--- Listed entries ---
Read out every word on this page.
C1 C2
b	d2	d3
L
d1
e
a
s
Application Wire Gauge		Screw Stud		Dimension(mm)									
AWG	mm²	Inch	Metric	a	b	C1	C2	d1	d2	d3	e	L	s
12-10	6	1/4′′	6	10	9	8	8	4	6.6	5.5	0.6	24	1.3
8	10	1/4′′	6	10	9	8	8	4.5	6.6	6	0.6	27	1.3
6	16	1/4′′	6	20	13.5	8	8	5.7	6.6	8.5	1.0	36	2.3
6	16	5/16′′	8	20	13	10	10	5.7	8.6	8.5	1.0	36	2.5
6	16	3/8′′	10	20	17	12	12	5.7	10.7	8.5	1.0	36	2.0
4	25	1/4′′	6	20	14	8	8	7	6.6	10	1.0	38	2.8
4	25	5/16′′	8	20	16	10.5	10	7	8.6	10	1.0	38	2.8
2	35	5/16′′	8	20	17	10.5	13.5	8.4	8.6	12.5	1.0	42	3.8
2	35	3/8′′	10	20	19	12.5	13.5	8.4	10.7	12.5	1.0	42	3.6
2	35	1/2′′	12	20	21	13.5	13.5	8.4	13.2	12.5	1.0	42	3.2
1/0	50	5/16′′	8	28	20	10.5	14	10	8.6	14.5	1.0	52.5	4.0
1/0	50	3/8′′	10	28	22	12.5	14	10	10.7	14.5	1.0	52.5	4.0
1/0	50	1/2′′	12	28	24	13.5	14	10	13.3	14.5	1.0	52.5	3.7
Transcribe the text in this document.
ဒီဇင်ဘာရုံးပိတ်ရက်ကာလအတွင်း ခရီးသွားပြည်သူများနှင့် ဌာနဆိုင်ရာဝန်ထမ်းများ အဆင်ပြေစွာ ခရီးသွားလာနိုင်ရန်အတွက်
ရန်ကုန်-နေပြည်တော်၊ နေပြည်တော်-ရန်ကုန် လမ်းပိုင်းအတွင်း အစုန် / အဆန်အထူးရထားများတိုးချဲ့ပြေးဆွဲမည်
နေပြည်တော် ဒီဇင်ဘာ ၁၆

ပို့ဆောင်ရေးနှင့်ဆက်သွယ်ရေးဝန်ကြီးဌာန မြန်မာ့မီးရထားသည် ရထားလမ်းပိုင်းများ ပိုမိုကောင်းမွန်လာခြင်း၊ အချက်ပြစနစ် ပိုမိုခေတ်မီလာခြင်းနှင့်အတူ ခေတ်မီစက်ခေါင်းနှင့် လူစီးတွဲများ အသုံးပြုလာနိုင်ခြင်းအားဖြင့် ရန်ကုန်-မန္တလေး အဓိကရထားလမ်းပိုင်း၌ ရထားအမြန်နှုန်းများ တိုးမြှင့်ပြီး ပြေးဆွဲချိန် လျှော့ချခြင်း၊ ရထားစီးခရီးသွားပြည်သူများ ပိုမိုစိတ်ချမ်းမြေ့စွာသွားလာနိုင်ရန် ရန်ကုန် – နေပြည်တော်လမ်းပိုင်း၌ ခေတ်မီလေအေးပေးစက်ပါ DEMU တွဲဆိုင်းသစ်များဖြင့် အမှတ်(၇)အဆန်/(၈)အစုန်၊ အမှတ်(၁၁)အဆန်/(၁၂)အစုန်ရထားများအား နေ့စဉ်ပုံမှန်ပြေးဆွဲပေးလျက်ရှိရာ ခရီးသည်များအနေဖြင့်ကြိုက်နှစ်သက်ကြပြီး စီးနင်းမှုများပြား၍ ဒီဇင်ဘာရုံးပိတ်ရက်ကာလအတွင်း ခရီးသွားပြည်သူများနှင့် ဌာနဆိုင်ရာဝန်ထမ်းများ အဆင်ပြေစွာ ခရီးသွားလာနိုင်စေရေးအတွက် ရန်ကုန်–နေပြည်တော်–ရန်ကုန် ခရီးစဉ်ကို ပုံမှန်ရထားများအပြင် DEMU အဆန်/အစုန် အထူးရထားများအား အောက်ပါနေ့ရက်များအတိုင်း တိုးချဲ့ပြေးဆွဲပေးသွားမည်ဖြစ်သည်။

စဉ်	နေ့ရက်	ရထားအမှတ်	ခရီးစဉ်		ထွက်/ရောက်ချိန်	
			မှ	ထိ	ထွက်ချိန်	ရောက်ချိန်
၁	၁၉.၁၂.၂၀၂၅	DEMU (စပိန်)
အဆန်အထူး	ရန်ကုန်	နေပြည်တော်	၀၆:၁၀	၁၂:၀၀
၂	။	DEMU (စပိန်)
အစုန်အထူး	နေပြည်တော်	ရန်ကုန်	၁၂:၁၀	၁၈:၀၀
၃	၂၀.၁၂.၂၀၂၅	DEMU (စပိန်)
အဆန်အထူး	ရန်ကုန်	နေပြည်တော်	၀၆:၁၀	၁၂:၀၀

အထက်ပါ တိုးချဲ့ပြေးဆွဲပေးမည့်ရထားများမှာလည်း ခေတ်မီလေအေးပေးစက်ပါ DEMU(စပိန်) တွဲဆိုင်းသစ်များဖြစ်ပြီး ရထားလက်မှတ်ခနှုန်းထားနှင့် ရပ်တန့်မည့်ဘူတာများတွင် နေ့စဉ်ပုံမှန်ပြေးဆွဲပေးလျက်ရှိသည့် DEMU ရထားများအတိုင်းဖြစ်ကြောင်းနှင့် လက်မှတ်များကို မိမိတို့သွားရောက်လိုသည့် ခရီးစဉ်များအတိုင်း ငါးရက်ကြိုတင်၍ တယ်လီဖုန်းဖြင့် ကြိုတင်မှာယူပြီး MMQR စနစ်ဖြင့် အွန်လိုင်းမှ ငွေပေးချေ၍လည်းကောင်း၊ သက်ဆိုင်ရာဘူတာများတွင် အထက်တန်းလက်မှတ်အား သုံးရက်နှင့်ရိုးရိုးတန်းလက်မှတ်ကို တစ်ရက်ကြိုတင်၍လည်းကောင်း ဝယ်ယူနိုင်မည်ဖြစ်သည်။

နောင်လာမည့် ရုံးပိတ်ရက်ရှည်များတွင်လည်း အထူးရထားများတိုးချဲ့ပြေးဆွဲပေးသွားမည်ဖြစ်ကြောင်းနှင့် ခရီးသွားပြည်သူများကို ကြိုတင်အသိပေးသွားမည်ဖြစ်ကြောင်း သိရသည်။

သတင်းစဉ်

--- What is expected ---
Scan the listing above for the word "this" and show each line where it is found.

--- Finished task ---
Read out every word on this page.
Transcribe the text in this document.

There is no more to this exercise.